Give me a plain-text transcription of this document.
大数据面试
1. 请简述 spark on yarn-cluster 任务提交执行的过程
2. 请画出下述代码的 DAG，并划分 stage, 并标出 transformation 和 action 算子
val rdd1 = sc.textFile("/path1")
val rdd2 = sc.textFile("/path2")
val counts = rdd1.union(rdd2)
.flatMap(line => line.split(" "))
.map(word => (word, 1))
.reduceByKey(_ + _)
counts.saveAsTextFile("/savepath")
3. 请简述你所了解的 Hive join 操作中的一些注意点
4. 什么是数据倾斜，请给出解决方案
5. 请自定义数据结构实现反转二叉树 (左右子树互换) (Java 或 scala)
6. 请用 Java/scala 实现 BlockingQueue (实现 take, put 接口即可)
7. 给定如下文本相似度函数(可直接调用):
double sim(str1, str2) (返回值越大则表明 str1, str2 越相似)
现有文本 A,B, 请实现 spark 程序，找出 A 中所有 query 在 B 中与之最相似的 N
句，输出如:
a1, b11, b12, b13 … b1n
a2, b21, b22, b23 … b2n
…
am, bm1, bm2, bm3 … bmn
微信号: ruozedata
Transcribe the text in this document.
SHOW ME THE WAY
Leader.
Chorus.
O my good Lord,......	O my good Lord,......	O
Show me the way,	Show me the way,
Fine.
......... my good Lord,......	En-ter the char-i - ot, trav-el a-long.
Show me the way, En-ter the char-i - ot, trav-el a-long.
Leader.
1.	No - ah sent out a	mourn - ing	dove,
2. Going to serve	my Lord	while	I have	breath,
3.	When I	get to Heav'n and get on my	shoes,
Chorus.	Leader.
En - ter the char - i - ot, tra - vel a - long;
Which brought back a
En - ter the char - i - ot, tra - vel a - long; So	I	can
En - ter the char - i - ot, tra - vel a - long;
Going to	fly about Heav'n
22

━━━━━━━━━━━━━━━━━━━━

• **Given problem**: Find the word "long" in the entries, and copy every line it shows up in.

• **Solution to this problem**:
......... my good Lord,......	En-ter the char-i - ot, trav-el a-long.
Show me the way, En-ter the char-i - ot, trav-el a-long.
En - ter the char - i - ot, tra - vel a - long;
En - ter the char - i - ot, tra - vel a - long; So	I	can
En - ter the char - i - ot, tra - vel a - long;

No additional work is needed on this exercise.